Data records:
>>>
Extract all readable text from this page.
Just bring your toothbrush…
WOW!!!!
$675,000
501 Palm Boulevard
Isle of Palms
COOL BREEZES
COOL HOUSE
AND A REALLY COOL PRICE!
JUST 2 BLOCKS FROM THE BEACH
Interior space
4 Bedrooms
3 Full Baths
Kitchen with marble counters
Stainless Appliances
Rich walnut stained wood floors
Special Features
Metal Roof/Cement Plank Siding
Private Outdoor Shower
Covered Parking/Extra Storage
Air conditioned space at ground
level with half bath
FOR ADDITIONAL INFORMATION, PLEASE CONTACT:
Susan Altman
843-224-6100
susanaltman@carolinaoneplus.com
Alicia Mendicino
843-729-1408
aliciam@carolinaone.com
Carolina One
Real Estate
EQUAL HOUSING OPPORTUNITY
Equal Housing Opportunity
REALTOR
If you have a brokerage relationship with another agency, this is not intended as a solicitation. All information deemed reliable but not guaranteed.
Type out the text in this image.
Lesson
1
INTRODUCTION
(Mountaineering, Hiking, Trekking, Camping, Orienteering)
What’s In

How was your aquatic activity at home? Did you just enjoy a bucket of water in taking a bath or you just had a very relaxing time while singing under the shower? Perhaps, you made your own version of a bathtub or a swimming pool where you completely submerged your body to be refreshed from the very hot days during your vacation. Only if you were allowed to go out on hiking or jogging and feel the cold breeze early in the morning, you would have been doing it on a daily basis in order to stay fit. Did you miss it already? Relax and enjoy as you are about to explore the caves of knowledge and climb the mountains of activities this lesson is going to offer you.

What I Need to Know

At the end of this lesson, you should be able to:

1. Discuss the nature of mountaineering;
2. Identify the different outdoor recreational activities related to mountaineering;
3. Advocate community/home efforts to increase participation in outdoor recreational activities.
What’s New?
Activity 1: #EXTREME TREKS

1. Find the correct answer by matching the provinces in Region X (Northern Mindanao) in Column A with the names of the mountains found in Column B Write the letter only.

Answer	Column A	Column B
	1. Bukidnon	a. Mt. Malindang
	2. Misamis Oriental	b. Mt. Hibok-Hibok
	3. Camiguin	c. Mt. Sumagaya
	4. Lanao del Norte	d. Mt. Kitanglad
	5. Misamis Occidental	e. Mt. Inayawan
<<<
■ **WHAT YOU HAVE TO DO**
Your answer should be one number: the count of lines in the data above that include the word "text".

■ **ANSWER FOR THIS EXERCISE**
2